## What is required
Keep only the lines of the listing that include the word "inquiries", and copy them.

....

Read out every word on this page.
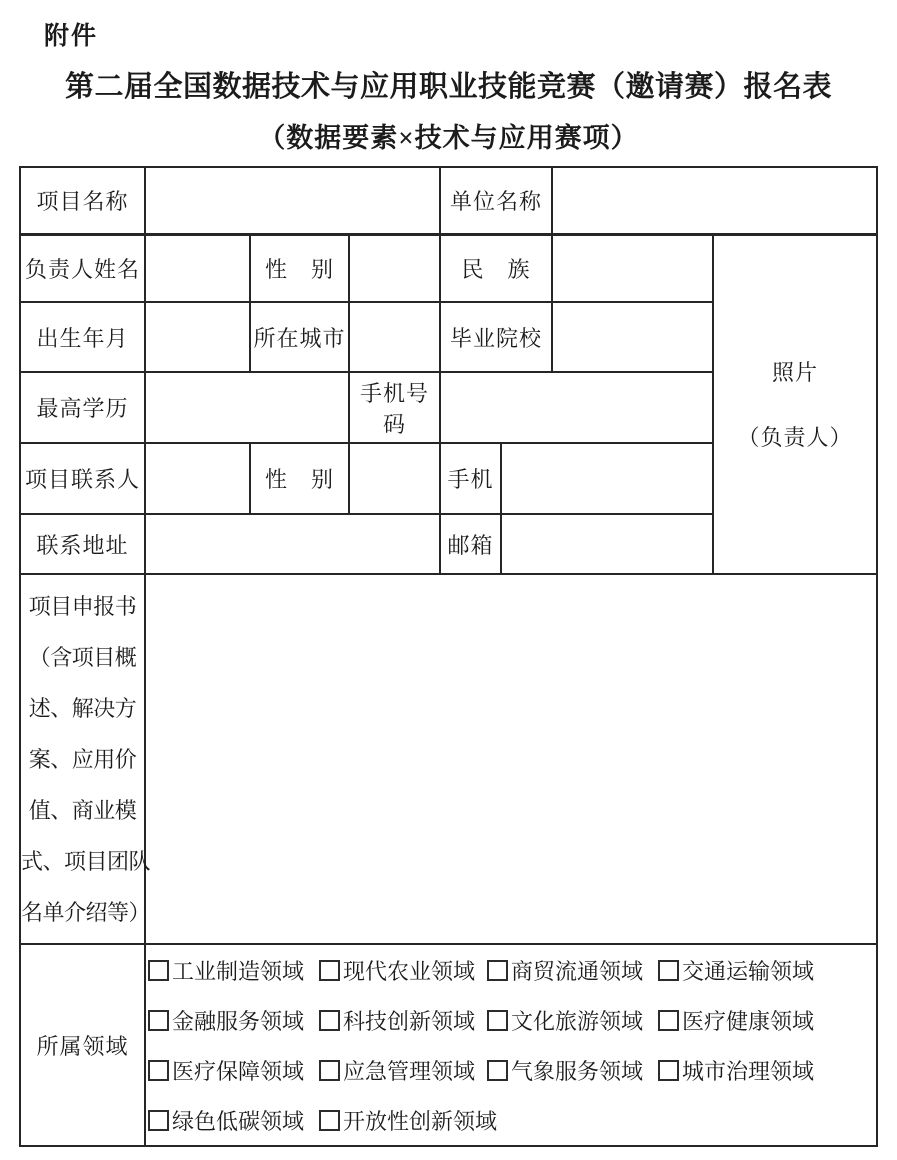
附件
第二届全国数据技术与应用职业技能竞赛（邀请赛）报名表
（数据要素×技术与应用赛项）
项目名称				单位名称			
负责人姓名		性　别		民　族			照片
（负责人）

出生年月		所在城市		毕业院校			
最高学历			手机号码				
项目联系人		性　别		手机			
联系地址				邮箱			

项目申报书
（含项目概
述、解决方
案、应用价
值、商业模
式、项目团队
名单介绍等）

所属领域	
工业制造领域 现代农业领域 商贸流通领域 交通运输领域
金融服务领域 科技创新领域 文化旅游领域 医疗健康领域
医疗保障领域 应急管理领域 气象服务领域 城市治理领域
绿色低碳领域 开放性创新领域
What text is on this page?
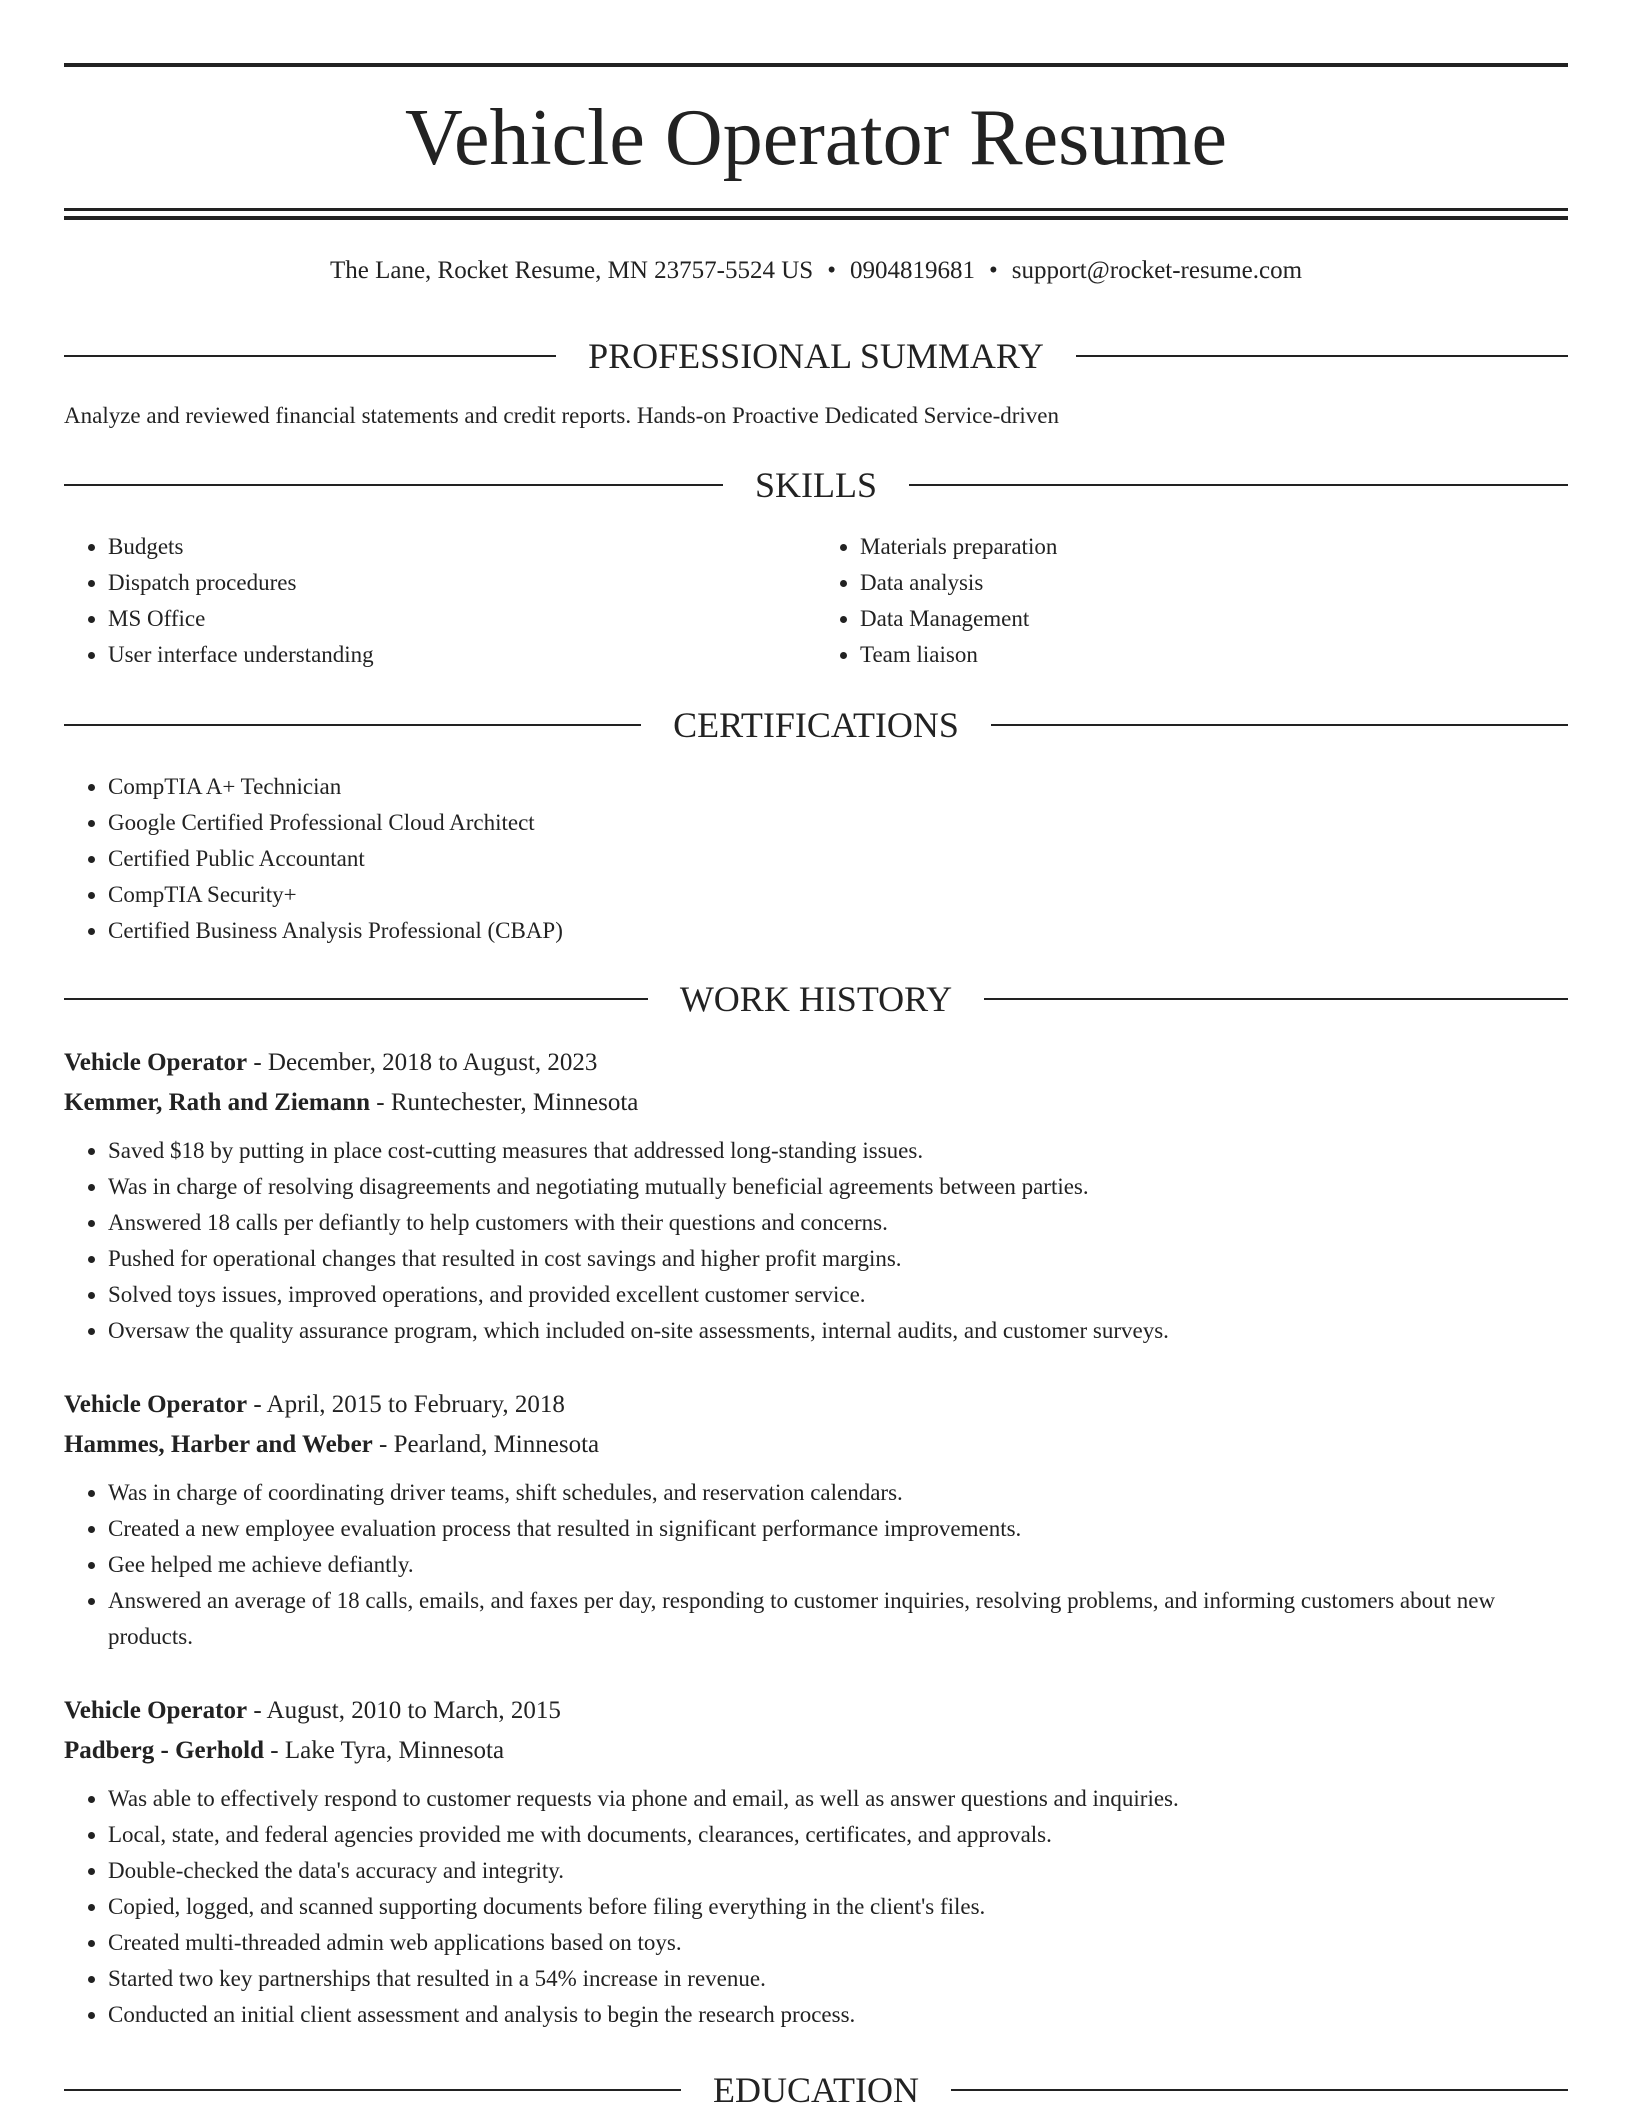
Vehicle Operator Resume
The Lane, Rocket Resume, MN 23757-5524 US • 0904819681 • support@rocket-resume.com
PROFESSIONAL SUMMARY

Analyze and reviewed financial statements and credit reports. Hands-on Proactive Dedicated Service-driven

SKILLS
• Budgets
• Dispatch procedures
• MS Office
• User interface understanding
• Materials preparation
• Data analysis
• Data Management
• Team liaison
CERTIFICATIONS
• CompTIA A+ Technician
• Google Certified Professional Cloud Architect
• Certified Public Accountant
• CompTIA Security+
• Certified Business Analysis Professional (CBAP)
WORK HISTORY
Vehicle Operator - December, 2018 to August, 2023
Kemmer, Rath and Ziemann - Runtechester, Minnesota
• Saved $18 by putting in place cost-cutting measures that addressed long-standing issues.
• Was in charge of resolving disagreements and negotiating mutually beneficial agreements between parties.
• Answered 18 calls per defiantly to help customers with their questions and concerns.
• Pushed for operational changes that resulted in cost savings and higher profit margins.
• Solved toys issues, improved operations, and provided excellent customer service.
• Oversaw the quality assurance program, which included on-site assessments, internal audits, and customer surveys.
Vehicle Operator - April, 2015 to February, 2018
Hammes, Harber and Weber - Pearland, Minnesota
• Was in charge of coordinating driver teams, shift schedules, and reservation calendars.
• Created a new employee evaluation process that resulted in significant performance improvements.
• Gee helped me achieve defiantly.
• Answered an average of 18 calls, emails, and faxes per day, responding to customer inquiries, resolving problems, and informing customers about new products.
Vehicle Operator - August, 2010 to March, 2015
Padberg - Gerhold - Lake Tyra, Minnesota
• Was able to effectively respond to customer requests via phone and email, as well as answer questions and inquiries.
• Local, state, and federal agencies provided me with documents, clearances, certificates, and approvals.
• Double-checked the data's accuracy and integrity.
• Copied, logged, and scanned supporting documents before filing everything in the client's files.
• Created multi-threaded admin web applications based on toys.
• Started two key partnerships that resulted in a 54% increase in revenue.
• Conducted an initial client assessment and analysis to begin the research process.
EDUCATION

....

## Exercise result
• Answered an average of 18 calls, emails, and faxes per day, responding to customer inquiries, resolving problems, and informing customers about new products.
• Was able to effectively respond to customer requests via phone and email, as well as answer questions and inquiries.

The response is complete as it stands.